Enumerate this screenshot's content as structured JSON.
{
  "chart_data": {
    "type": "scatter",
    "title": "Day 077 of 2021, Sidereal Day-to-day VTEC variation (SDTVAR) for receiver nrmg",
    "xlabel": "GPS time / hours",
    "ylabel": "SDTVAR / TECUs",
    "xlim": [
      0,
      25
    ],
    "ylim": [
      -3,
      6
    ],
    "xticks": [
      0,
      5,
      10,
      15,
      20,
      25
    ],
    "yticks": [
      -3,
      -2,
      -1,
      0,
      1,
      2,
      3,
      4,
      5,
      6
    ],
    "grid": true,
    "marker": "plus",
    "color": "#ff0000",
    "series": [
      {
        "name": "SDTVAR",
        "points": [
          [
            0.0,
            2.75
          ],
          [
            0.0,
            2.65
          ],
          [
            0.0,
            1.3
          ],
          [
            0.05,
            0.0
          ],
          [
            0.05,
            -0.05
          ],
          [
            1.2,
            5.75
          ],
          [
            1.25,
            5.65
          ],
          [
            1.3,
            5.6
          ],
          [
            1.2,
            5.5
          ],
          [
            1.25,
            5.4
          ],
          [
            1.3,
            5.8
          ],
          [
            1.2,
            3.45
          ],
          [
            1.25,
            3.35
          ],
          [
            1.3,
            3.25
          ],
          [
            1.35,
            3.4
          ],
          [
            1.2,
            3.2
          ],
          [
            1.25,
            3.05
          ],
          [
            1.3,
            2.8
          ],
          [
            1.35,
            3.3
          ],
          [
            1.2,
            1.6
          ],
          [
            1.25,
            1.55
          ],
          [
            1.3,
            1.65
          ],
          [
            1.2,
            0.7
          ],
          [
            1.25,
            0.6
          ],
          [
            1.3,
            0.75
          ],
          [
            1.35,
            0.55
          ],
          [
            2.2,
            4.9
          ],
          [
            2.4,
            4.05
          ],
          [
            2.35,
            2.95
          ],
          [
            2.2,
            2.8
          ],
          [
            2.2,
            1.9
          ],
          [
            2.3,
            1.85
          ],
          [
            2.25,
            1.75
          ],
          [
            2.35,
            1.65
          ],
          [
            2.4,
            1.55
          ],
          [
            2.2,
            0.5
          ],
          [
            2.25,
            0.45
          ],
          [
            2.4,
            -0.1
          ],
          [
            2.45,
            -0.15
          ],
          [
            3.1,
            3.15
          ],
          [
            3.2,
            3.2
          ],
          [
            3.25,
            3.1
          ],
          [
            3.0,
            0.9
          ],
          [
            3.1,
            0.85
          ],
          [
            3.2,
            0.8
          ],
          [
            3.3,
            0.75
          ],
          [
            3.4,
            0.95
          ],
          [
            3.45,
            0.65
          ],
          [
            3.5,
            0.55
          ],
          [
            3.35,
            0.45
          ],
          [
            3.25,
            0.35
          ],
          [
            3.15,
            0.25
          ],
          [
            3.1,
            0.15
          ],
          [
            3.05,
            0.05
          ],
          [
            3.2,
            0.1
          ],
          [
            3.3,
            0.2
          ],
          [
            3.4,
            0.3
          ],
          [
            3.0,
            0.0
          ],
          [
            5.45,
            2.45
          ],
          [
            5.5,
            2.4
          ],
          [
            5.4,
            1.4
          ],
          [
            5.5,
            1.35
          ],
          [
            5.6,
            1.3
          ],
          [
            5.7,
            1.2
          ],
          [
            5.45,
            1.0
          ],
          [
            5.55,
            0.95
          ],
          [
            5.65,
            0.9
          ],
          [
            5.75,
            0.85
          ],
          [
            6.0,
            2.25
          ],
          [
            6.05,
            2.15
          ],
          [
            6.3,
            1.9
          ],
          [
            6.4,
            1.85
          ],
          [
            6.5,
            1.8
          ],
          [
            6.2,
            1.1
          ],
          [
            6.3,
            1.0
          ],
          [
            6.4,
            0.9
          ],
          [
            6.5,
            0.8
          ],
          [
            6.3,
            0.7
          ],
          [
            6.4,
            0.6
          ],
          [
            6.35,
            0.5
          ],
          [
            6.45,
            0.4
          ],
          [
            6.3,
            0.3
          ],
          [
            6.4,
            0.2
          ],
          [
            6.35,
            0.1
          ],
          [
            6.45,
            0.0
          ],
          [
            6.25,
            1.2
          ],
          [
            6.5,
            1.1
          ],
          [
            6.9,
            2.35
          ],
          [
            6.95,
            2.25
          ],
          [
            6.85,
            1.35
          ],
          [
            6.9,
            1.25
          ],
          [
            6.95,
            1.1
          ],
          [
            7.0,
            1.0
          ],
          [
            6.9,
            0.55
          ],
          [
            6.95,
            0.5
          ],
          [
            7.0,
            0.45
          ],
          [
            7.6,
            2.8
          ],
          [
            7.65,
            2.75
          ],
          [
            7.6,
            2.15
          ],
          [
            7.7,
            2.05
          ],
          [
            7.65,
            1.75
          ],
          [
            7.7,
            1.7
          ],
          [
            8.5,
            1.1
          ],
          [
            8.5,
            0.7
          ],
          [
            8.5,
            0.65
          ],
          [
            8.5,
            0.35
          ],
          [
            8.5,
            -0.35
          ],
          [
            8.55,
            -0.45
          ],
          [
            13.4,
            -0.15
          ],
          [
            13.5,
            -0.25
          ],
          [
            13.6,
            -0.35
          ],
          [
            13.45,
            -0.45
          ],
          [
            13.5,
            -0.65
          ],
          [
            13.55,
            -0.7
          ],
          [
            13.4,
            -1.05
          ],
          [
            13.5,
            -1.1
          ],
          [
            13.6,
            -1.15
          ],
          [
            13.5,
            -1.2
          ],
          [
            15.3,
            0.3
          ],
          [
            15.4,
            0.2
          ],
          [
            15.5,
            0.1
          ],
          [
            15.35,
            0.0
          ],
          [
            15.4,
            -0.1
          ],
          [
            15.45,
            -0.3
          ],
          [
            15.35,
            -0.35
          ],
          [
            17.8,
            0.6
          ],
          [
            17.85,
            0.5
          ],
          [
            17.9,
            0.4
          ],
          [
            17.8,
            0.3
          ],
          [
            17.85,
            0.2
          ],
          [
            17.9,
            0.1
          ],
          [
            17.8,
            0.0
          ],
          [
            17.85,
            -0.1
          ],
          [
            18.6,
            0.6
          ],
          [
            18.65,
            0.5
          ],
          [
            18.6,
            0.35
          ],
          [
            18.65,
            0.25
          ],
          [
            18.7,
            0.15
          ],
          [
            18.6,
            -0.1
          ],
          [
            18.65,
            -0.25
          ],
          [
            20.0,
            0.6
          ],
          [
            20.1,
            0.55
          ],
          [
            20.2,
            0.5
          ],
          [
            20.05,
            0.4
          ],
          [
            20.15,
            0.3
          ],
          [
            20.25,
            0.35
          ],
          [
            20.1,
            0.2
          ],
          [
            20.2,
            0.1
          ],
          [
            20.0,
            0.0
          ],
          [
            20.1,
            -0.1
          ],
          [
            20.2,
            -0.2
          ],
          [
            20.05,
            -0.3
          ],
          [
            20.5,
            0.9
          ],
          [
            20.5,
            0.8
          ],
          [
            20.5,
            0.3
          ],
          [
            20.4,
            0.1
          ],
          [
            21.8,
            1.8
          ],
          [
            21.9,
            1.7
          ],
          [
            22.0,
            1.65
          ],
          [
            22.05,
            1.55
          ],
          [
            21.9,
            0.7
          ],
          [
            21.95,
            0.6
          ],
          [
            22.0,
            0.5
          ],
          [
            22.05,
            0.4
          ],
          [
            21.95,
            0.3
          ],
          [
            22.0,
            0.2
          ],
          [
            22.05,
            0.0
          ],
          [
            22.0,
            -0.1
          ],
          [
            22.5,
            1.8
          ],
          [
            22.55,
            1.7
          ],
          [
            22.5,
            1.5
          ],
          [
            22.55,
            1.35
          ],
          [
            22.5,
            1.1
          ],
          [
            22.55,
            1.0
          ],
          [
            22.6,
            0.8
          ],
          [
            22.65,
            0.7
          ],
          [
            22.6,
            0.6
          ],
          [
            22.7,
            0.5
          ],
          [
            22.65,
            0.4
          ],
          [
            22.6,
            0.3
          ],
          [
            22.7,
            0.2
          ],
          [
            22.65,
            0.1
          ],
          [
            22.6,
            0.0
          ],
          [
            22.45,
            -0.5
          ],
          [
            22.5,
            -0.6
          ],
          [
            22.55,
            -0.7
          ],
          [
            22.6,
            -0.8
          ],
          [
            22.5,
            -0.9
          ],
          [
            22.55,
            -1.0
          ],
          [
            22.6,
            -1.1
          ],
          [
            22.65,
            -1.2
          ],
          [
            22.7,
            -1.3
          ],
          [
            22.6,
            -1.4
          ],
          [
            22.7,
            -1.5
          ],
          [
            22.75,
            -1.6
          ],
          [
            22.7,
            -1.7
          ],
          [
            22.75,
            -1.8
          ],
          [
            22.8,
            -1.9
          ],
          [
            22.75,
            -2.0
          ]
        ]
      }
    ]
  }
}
◇ ◇ ◇
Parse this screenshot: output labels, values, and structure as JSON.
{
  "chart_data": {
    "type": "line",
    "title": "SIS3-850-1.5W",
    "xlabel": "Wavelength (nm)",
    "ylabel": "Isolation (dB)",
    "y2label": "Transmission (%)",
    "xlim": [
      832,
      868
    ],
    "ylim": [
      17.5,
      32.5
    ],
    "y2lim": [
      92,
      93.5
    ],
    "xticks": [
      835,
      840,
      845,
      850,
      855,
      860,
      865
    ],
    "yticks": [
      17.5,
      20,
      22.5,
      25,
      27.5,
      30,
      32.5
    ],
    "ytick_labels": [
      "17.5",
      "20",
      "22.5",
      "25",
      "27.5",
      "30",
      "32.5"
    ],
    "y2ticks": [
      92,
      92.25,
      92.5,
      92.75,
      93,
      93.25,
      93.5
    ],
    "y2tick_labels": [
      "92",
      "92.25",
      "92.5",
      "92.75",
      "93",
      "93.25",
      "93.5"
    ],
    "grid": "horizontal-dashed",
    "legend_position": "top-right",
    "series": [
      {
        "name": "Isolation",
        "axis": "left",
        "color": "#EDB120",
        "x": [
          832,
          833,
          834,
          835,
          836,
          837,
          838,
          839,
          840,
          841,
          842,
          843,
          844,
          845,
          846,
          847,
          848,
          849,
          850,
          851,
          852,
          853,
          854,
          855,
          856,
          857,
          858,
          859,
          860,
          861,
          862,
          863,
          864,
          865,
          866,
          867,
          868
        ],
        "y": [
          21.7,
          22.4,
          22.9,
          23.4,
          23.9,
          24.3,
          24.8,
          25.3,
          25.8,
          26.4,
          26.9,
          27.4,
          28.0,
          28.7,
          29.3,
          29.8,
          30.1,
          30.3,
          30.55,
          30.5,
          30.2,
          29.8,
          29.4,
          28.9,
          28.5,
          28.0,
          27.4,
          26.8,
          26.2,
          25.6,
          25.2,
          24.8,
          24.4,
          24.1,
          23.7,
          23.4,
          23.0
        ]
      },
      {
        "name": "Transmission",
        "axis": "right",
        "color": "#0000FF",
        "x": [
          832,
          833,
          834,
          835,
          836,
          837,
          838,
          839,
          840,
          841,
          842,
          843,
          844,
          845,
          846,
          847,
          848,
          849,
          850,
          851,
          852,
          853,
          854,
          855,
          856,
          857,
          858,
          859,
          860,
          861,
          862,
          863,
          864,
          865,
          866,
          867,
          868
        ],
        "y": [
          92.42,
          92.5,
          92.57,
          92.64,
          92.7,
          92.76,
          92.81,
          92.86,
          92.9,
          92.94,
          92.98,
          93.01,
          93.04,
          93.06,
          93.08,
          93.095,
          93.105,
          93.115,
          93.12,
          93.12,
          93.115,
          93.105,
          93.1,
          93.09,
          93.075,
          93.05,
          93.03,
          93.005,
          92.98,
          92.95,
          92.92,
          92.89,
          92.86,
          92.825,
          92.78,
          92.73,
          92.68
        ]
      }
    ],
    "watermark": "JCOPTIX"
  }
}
◇ ◇ ◇
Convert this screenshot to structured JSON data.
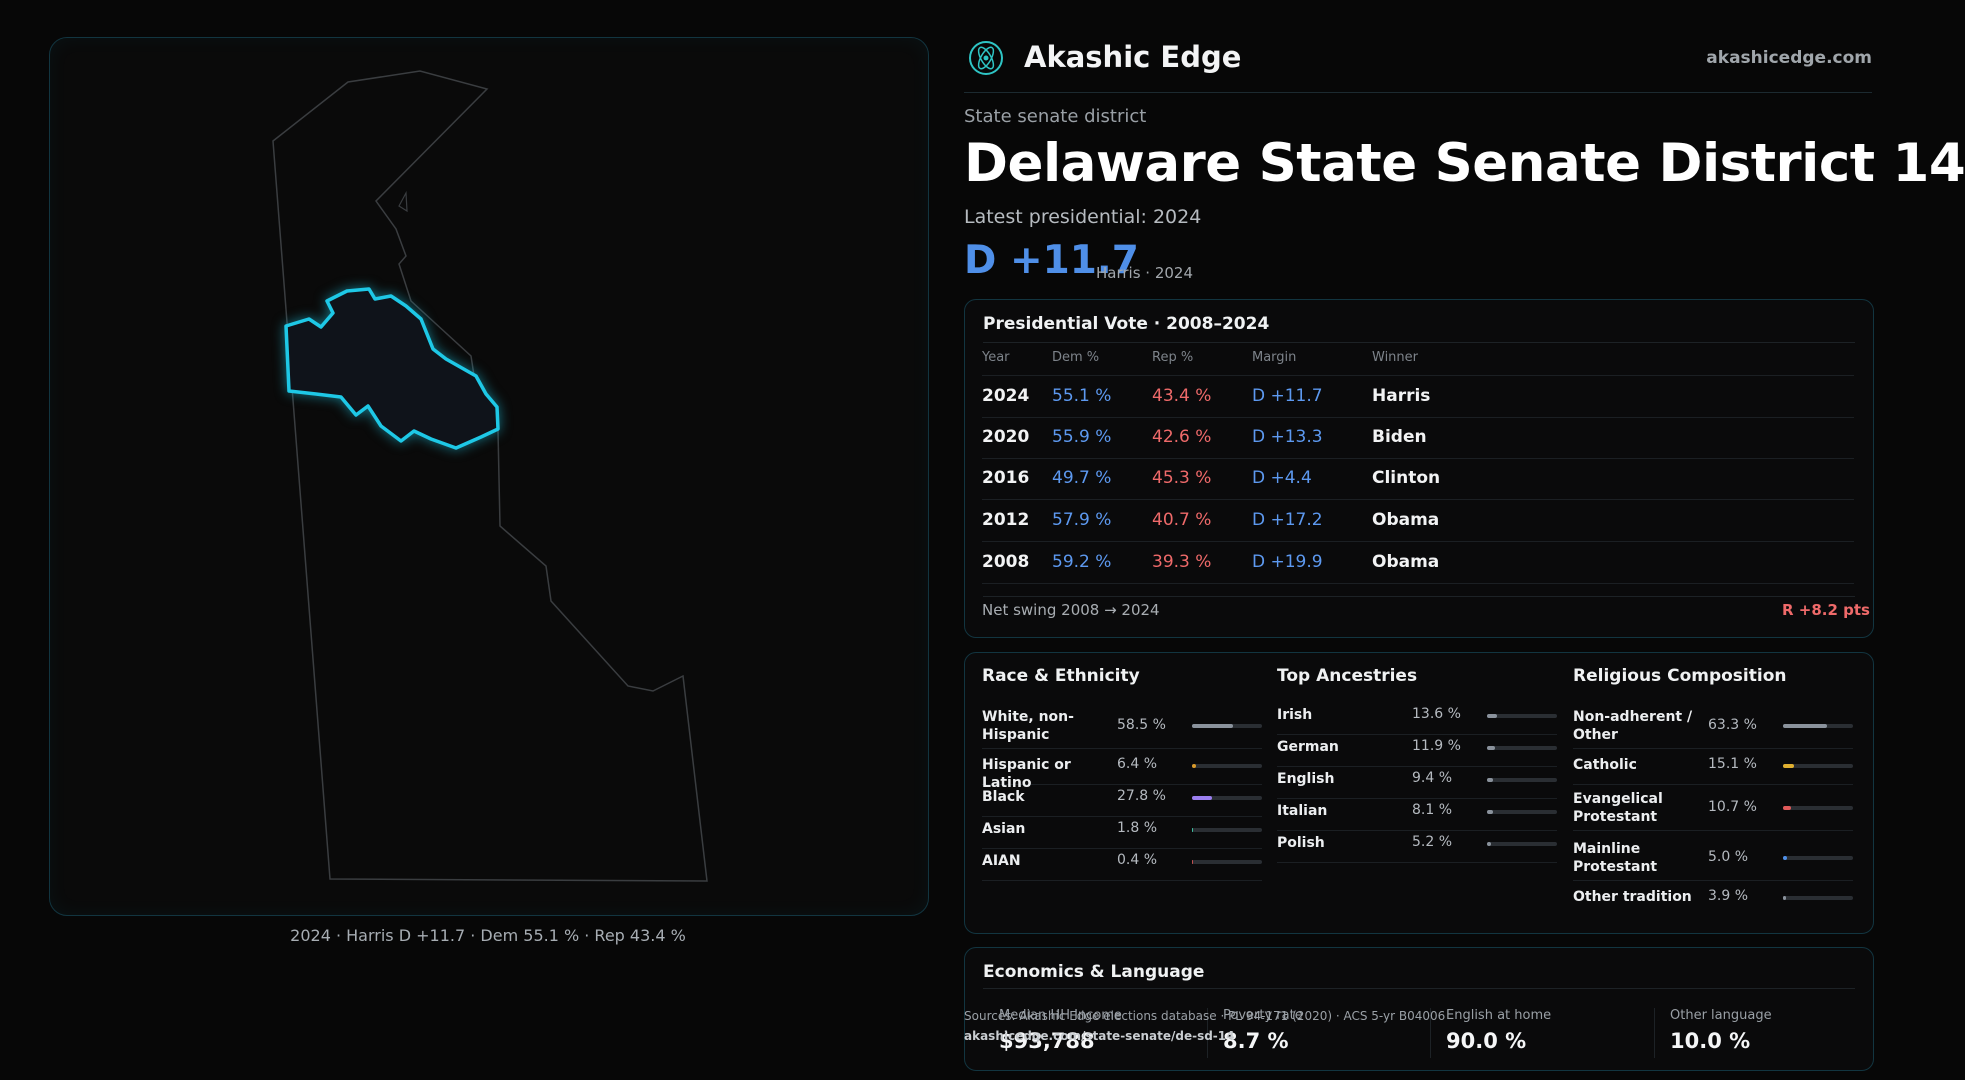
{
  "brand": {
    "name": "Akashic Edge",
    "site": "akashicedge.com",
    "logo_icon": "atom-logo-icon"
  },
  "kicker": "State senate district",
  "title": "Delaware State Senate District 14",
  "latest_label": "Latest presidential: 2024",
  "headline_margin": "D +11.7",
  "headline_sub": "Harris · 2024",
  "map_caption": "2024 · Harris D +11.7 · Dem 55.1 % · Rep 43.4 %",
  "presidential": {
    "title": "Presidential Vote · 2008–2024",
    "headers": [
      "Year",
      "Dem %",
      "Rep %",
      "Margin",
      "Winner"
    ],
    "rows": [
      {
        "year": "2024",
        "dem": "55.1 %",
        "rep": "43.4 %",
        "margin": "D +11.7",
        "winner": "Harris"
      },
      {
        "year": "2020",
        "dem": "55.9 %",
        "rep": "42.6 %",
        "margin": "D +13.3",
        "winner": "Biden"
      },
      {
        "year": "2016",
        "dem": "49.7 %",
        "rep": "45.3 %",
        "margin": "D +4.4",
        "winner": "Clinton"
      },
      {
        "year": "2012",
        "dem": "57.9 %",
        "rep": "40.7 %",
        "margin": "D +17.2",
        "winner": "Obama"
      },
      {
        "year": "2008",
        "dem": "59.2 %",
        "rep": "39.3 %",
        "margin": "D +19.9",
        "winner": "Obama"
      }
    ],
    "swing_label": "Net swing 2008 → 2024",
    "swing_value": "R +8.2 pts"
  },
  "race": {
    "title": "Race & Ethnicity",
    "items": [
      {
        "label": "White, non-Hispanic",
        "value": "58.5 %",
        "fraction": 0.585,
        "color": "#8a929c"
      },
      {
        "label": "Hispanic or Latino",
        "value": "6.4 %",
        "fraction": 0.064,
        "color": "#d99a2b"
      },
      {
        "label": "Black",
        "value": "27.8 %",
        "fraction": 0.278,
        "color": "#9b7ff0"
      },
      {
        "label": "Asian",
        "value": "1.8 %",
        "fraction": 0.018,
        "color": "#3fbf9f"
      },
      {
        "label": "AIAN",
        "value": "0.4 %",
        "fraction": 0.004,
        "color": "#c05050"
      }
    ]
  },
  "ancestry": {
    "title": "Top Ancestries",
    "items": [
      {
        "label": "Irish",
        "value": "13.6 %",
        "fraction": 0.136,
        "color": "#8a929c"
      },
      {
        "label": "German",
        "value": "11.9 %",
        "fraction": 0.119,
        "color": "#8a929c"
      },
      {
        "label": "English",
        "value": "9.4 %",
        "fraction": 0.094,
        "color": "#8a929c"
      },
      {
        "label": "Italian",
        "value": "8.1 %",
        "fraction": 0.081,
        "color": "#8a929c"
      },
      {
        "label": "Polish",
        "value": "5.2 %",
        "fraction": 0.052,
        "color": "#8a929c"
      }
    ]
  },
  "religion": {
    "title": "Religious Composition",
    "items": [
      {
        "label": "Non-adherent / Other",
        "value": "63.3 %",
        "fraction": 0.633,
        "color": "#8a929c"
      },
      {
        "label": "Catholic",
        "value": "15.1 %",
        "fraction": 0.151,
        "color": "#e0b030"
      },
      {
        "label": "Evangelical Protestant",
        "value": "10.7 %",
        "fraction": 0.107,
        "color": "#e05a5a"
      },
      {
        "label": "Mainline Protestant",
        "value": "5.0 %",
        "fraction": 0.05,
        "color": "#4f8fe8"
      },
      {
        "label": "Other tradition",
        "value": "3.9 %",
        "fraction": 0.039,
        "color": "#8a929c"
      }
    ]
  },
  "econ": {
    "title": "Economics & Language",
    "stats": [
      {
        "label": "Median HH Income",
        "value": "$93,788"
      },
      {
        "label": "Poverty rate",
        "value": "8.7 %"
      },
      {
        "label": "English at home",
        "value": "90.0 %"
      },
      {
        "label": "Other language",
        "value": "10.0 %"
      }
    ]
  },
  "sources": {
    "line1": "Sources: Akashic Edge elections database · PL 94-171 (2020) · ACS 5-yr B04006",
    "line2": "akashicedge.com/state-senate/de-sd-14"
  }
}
◇ ◇ ◇
- _OBJECTIVE_: Pick out the lines above that hold the string "xlabel" and show them.

- _FINISHED ANSWER_:
    "xlabel": "GPS time / hours",
    "xlabel": "Wavelength (nm)",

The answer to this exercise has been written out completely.